Saved entries:

════════════════

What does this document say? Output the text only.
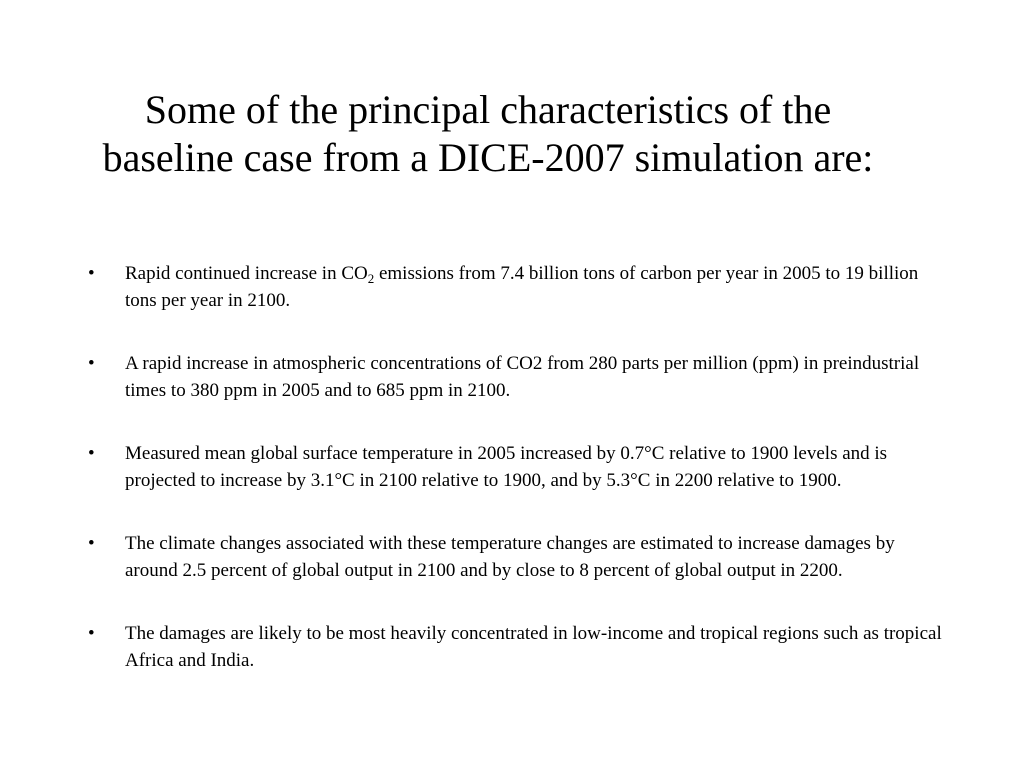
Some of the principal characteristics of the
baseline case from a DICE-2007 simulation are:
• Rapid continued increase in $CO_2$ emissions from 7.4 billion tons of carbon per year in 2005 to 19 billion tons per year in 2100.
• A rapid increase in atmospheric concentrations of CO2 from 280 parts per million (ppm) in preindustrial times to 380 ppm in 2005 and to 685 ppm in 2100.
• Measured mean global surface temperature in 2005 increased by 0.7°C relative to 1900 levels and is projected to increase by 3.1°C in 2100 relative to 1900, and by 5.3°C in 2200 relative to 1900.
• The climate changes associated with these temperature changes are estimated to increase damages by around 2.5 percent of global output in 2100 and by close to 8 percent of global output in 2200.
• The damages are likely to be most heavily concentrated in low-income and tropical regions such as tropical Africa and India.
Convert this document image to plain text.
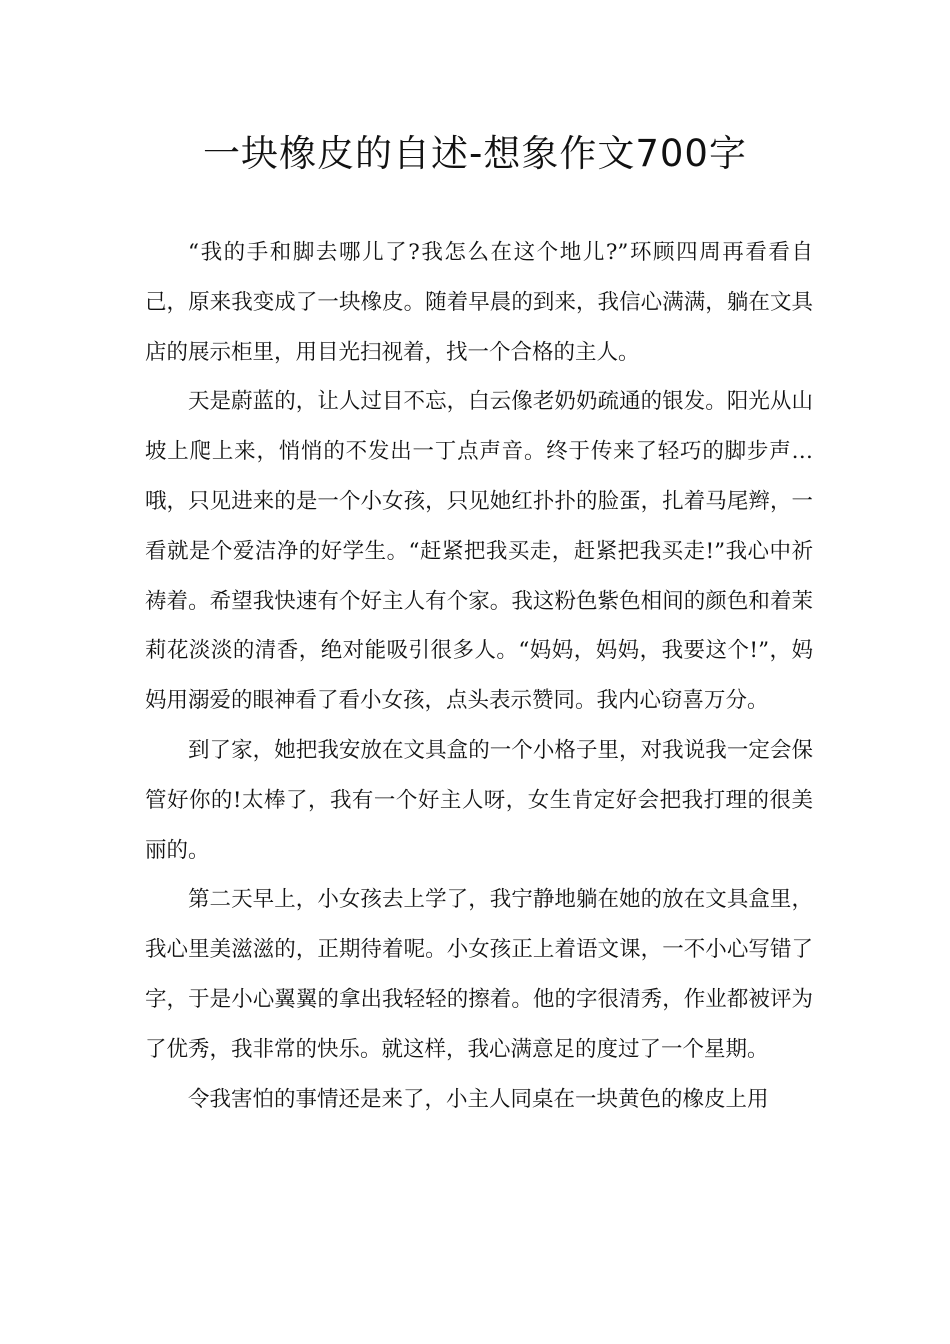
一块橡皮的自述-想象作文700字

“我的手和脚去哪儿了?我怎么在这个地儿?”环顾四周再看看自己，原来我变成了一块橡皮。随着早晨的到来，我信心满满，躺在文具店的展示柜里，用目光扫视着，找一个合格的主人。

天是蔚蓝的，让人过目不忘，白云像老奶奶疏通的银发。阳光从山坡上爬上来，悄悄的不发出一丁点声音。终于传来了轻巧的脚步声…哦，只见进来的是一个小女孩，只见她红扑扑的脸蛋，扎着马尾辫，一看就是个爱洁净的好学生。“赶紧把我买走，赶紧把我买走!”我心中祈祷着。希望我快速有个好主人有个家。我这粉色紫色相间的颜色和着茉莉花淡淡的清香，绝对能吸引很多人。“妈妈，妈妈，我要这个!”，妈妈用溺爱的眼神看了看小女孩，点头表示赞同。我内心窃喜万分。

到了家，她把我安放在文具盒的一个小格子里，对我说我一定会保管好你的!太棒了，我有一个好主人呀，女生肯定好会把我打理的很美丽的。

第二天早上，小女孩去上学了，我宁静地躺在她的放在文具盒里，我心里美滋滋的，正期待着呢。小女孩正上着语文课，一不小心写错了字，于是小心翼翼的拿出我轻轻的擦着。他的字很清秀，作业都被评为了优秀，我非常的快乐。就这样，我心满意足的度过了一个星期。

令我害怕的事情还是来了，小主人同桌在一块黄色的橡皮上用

════════════════

Exercise prompt: Copy all the data exactly as written, but skip any picture.

Result of the exercise:
What does this document say? Output the text only.
Some of the principal characteristics of the
baseline case from a DICE-2007 simulation are:
• Rapid continued increase in $CO_2$ emissions from 7.4 billion tons of carbon per year in 2005 to 19 billion tons per year in 2100.
• A rapid increase in atmospheric concentrations of CO2 from 280 parts per million (ppm) in preindustrial times to 380 ppm in 2005 and to 685 ppm in 2100.
• Measured mean global surface temperature in 2005 increased by 0.7°C relative to 1900 levels and is projected to increase by 3.1°C in 2100 relative to 1900, and by 5.3°C in 2200 relative to 1900.
• The climate changes associated with these temperature changes are estimated to increase damages by around 2.5 percent of global output in 2100 and by close to 8 percent of global output in 2200.
• The damages are likely to be most heavily concentrated in low-income and tropical regions such as tropical Africa and India.
Convert this document image to plain text.
一块橡皮的自述-想象作文700字

“我的手和脚去哪儿了?我怎么在这个地儿?”环顾四周再看看自己，原来我变成了一块橡皮。随着早晨的到来，我信心满满，躺在文具店的展示柜里，用目光扫视着，找一个合格的主人。

天是蔚蓝的，让人过目不忘，白云像老奶奶疏通的银发。阳光从山坡上爬上来，悄悄的不发出一丁点声音。终于传来了轻巧的脚步声…哦，只见进来的是一个小女孩，只见她红扑扑的脸蛋，扎着马尾辫，一看就是个爱洁净的好学生。“赶紧把我买走，赶紧把我买走!”我心中祈祷着。希望我快速有个好主人有个家。我这粉色紫色相间的颜色和着茉莉花淡淡的清香，绝对能吸引很多人。“妈妈，妈妈，我要这个!”，妈妈用溺爱的眼神看了看小女孩，点头表示赞同。我内心窃喜万分。

到了家，她把我安放在文具盒的一个小格子里，对我说我一定会保管好你的!太棒了，我有一个好主人呀，女生肯定好会把我打理的很美丽的。

第二天早上，小女孩去上学了，我宁静地躺在她的放在文具盒里，我心里美滋滋的，正期待着呢。小女孩正上着语文课，一不小心写错了字，于是小心翼翼的拿出我轻轻的擦着。他的字很清秀，作业都被评为了优秀，我非常的快乐。就这样，我心满意足的度过了一个星期。

令我害怕的事情还是来了，小主人同桌在一块黄色的橡皮上用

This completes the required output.